Replace "LONG LIVE THE KING" with "LONG LIVE THE QUEEN" in the stretch from the start of the listing through the line containing "- new-group-icon[interactable]: ▭: [990, 550, 998, 559]", and give those lines again with nothing else changed.

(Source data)
++++++++
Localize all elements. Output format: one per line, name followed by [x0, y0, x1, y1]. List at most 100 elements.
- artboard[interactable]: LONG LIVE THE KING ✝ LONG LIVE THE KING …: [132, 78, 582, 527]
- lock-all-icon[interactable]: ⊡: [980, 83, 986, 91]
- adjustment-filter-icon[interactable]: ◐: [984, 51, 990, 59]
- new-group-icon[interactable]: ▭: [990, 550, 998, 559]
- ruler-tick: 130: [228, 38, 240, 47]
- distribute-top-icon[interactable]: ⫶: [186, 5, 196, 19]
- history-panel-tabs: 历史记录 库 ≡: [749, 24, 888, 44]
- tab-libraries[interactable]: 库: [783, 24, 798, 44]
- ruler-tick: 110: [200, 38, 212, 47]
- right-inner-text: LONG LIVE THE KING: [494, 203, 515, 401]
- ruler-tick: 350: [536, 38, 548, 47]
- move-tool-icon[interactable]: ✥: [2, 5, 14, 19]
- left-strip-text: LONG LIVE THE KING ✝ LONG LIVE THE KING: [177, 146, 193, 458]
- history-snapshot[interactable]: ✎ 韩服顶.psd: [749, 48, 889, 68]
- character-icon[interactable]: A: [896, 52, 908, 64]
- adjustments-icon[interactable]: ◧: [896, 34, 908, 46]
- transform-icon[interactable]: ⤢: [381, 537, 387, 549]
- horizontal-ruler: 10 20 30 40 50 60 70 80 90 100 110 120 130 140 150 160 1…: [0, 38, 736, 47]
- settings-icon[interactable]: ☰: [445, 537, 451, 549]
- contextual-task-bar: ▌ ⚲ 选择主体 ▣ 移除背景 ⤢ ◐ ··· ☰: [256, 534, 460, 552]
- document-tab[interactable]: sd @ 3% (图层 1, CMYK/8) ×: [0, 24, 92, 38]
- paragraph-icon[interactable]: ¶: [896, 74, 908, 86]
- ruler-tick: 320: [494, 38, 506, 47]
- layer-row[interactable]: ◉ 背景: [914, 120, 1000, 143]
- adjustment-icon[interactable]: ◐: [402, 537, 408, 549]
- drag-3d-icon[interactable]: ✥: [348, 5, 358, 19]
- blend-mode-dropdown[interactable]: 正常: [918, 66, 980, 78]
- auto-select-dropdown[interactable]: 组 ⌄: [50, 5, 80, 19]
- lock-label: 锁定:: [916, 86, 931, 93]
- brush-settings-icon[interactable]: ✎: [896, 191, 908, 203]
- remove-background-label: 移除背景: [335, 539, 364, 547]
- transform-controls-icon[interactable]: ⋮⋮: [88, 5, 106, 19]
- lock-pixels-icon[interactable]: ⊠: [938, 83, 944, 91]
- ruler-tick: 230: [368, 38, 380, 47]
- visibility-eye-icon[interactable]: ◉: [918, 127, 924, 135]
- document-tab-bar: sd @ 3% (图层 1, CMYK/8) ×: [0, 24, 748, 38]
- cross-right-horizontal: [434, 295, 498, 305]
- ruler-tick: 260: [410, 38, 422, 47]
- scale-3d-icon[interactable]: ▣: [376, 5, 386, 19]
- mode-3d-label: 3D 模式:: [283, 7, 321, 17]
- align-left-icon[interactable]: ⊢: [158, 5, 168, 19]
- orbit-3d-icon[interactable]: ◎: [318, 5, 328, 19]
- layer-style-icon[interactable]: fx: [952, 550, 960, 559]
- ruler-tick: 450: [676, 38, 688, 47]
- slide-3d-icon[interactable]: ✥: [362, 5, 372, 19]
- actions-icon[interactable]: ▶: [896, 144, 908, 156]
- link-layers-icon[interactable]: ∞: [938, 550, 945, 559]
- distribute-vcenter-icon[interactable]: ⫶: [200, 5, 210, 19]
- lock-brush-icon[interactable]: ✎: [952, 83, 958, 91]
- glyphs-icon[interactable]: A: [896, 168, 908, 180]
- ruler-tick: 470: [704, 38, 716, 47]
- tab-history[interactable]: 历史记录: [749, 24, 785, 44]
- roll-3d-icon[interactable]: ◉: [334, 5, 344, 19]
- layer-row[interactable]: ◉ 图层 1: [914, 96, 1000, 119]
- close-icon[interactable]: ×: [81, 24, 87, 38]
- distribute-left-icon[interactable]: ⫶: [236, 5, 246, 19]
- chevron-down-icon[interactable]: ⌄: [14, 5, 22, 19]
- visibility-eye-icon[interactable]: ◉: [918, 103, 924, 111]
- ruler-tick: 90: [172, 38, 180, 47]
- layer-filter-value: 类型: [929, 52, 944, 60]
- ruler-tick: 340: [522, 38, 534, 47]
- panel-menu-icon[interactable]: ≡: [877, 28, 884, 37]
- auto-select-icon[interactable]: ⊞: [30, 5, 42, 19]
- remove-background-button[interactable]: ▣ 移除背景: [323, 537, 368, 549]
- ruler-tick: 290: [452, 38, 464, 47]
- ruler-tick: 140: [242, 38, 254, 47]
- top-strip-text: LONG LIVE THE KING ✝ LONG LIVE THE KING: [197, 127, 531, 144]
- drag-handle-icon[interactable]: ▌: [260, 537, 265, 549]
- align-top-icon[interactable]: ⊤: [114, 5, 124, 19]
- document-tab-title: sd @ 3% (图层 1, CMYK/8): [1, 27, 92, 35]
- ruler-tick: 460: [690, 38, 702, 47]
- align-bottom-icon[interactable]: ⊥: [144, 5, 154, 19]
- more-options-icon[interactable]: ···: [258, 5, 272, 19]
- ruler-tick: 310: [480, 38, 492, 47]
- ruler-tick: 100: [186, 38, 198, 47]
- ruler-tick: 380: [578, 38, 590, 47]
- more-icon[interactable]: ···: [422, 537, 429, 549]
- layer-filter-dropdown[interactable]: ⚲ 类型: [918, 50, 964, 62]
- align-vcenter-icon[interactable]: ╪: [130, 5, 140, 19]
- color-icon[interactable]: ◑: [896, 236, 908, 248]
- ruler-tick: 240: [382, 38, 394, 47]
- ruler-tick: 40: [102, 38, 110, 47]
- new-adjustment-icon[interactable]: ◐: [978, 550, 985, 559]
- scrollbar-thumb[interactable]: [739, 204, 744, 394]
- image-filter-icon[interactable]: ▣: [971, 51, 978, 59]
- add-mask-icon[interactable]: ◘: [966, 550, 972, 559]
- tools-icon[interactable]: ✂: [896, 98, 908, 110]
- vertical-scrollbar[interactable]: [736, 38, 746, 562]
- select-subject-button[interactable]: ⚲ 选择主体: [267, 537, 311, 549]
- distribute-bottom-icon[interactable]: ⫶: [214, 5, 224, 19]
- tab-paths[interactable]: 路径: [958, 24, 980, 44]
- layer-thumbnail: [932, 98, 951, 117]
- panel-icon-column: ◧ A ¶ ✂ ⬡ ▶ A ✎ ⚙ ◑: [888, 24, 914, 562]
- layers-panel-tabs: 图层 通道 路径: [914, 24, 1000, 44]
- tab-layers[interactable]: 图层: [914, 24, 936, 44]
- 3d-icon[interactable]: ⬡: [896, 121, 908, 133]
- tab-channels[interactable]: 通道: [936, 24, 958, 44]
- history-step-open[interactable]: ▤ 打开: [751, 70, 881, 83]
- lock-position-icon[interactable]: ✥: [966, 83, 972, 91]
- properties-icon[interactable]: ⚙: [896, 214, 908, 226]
++++++++
Written answer:
Localize all elements. Output format: one per line, name followed by [x0, y0, x1, y1]. List at most 100 elements.
- artboard[interactable]: LONG LIVE THE QUEEN ✝ LONG LIVE THE QUEEN …: [132, 78, 582, 527]
- lock-all-icon[interactable]: ⊡: [980, 83, 986, 91]
- adjustment-filter-icon[interactable]: ◐: [984, 51, 990, 59]
- new-group-icon[interactable]: ▭: [990, 550, 998, 559]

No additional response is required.